*What you are asked to do*
Find and copy lines holding "hadElastic".

Stored items from a collection
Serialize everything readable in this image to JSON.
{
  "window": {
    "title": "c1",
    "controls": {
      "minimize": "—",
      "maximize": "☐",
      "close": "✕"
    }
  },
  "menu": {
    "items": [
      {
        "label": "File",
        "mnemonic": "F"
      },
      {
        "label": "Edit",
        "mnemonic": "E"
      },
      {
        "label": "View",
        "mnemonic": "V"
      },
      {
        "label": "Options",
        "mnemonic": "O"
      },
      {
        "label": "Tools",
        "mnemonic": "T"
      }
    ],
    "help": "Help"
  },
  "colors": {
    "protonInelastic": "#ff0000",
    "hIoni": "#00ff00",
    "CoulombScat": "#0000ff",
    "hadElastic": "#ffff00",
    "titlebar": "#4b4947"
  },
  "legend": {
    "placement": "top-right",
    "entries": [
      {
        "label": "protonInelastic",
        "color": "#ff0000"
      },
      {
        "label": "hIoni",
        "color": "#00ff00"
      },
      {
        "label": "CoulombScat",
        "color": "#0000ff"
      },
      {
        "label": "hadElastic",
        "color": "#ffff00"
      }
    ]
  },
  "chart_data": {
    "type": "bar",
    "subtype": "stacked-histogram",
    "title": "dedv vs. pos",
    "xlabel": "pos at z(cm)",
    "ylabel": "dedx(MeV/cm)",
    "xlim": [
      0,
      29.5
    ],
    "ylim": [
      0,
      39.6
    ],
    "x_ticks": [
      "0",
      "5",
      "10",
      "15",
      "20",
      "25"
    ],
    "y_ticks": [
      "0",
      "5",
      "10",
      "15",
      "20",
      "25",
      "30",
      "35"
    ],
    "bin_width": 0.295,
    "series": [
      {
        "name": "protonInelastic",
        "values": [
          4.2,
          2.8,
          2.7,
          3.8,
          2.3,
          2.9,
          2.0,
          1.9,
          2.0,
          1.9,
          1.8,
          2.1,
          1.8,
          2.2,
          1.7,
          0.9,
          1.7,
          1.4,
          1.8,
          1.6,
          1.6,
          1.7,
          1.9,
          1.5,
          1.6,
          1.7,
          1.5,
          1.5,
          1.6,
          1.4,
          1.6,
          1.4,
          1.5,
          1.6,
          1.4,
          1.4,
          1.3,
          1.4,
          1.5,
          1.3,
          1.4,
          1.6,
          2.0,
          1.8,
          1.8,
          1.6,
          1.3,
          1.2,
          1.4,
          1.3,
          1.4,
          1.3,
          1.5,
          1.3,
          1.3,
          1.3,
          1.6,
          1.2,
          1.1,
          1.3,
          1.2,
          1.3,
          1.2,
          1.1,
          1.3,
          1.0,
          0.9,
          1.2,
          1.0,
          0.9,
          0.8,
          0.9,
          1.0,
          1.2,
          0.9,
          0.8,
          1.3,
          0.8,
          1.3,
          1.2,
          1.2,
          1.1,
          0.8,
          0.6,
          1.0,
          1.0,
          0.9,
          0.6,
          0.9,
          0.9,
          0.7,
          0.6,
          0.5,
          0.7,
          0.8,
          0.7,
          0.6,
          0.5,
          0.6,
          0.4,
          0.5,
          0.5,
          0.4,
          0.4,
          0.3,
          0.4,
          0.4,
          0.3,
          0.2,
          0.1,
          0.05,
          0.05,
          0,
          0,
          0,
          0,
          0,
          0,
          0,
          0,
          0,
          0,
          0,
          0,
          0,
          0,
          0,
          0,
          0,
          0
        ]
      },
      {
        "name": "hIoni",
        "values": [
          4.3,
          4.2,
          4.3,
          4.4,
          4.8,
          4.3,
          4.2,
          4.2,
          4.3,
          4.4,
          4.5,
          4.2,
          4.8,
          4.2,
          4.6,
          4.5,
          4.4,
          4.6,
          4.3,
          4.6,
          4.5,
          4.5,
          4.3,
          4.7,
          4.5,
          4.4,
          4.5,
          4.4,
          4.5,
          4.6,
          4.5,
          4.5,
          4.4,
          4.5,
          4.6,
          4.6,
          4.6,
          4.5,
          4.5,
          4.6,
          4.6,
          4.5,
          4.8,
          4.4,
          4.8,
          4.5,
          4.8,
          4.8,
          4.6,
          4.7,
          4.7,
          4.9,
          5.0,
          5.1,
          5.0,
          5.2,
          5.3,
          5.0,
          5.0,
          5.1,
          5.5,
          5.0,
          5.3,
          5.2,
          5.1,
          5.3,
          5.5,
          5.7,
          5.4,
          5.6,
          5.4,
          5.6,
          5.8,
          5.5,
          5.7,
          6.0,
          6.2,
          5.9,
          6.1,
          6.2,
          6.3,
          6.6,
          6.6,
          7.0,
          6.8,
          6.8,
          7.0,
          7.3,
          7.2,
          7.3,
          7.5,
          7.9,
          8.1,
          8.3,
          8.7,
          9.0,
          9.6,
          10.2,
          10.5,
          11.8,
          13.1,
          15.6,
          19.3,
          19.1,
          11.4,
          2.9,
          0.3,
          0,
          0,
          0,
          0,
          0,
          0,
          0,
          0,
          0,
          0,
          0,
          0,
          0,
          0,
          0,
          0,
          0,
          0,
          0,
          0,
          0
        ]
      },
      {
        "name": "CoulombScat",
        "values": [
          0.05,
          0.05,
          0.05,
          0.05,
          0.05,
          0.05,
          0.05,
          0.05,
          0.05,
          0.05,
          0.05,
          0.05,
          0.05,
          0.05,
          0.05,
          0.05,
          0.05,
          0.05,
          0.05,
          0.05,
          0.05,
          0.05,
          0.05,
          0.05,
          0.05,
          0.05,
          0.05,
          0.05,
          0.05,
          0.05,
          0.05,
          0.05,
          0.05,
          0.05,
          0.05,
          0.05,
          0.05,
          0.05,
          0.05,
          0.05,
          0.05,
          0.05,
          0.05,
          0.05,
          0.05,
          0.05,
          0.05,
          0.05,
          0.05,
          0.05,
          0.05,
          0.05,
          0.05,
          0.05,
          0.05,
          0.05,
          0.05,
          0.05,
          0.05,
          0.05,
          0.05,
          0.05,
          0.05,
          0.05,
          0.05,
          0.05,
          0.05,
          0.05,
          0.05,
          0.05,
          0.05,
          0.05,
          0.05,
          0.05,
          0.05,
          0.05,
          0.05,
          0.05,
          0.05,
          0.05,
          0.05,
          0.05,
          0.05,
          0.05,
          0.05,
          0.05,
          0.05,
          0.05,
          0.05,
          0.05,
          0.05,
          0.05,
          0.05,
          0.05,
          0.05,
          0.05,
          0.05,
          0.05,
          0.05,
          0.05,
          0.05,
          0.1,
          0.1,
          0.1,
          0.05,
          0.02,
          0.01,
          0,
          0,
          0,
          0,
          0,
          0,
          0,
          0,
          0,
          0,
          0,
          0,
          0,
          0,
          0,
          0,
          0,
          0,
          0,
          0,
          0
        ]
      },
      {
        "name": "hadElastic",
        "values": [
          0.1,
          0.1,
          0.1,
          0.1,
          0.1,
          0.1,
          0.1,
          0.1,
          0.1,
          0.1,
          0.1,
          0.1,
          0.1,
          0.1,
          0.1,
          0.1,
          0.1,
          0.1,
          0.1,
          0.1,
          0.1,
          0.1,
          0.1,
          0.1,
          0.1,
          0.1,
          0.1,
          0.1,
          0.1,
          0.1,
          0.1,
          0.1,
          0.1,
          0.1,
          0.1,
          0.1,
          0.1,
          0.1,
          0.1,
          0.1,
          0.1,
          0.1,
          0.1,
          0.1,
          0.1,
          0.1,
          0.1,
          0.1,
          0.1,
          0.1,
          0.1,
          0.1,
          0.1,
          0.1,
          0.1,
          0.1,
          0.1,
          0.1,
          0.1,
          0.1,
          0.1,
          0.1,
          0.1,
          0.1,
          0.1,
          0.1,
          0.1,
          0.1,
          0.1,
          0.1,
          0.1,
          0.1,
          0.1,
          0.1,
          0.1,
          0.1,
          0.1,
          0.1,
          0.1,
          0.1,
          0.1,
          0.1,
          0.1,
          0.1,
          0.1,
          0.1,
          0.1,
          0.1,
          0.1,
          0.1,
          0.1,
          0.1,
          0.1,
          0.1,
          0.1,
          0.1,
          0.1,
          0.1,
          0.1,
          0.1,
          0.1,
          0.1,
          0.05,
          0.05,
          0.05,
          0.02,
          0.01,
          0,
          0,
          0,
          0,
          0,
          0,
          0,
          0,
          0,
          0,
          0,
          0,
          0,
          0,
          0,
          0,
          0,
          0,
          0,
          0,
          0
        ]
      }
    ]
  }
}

*Exercise result*
    "hadElastic": "#ffff00",
        "label": "hadElastic",
        "name": "hadElastic",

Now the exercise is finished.